:: Material for this exercise ::
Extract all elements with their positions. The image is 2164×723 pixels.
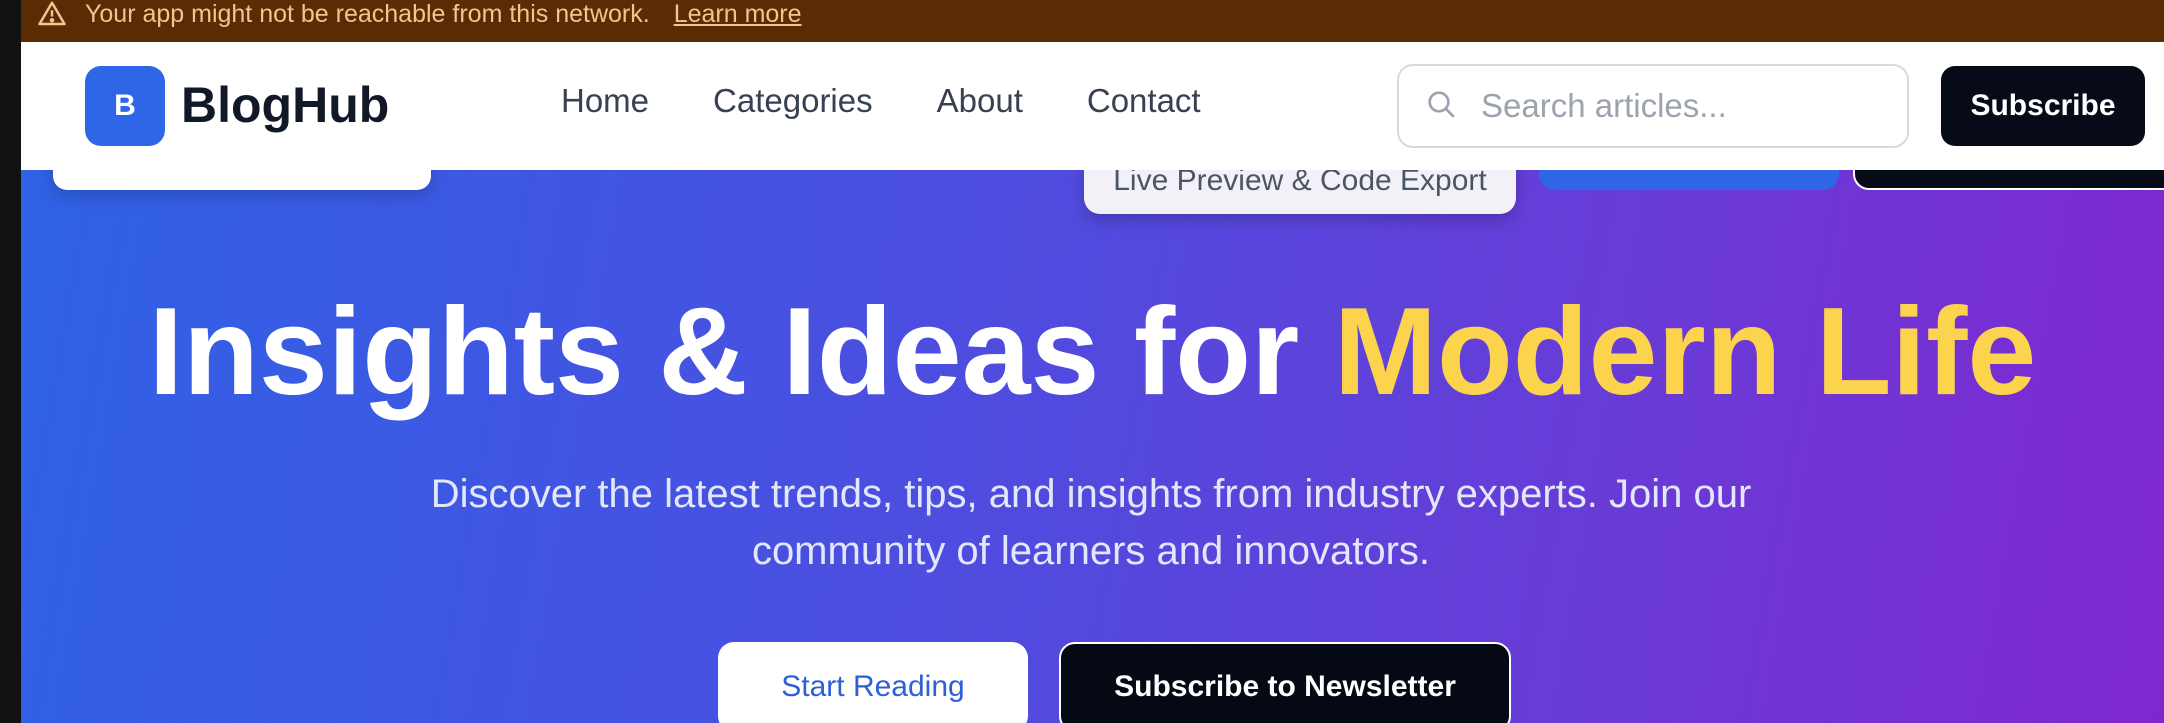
start-reading-button[interactable]: Start Reading <box>718 642 1028 723</box>
nav-link-contact[interactable]: Contact <box>1087 82 1201 120</box>
live-preview-badge[interactable]: Live Preview & Code Export <box>1084 170 1516 214</box>
background-dark-button <box>1853 170 2164 190</box>
hero-headline: Insights & Ideas for Modern Life <box>21 290 2164 414</box>
background-blue-button <box>1539 170 1839 190</box>
nav-link-categories[interactable]: Categories <box>713 82 873 120</box>
nav-link-about[interactable]: About <box>937 82 1023 120</box>
brand-name[interactable]: BlogHub <box>181 76 389 134</box>
background-card <box>53 170 431 190</box>
window-edge <box>0 0 21 723</box>
logo-mark[interactable]: B <box>85 66 165 146</box>
warning-text: Your app might not be reachable from thi… <box>85 0 650 28</box>
search-icon <box>1425 88 1457 125</box>
subscribe-newsletter-button[interactable]: Subscribe to Newsletter <box>1059 642 1511 723</box>
subtitle-line-1: Discover the latest trends, tips, and in… <box>430 472 1752 516</box>
hero-section: Live Preview & Code Export Insights & Id… <box>21 170 2164 723</box>
hero-subtitle: Discover the latest trends, tips, and in… <box>401 466 1781 580</box>
search-box[interactable] <box>1397 64 1909 148</box>
network-warning-bar: Your app might not be reachable from thi… <box>21 0 2164 42</box>
headline-accent: Modern Life <box>1333 283 2037 421</box>
learn-more-link[interactable]: Learn more <box>674 0 802 29</box>
nav-link-home[interactable]: Home <box>561 82 649 120</box>
subscribe-button[interactable]: Subscribe <box>1941 66 2145 146</box>
search-input[interactable] <box>1481 87 1861 125</box>
warning-icon <box>37 0 67 29</box>
headline-main: Insights & Ideas for <box>148 283 1334 421</box>
site-header: B BlogHub Home Categories About Contact … <box>21 42 2164 170</box>
main-nav: Home Categories About Contact <box>561 82 1201 120</box>
subtitle-line-2: community of learners and innovators. <box>751 529 1431 573</box>
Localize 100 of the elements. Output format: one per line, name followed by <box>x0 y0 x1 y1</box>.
:::
[Your objective] Copy out, word for word, the lines of the records from the one containing "start-reading-button[interactable]: Start Reading" through the one containing "live-preview-badge[interactable]: Live Preview", including both of those lines.

[Result for this task]
start-reading-button[interactable]: Start Reading <box>718 642 1028 723</box>
nav-link-contact[interactable]: Contact <box>1087 82 1201 120</box>
live-preview-badge[interactable]: Live Preview & Code Export <box>1084 170 1516 214</box>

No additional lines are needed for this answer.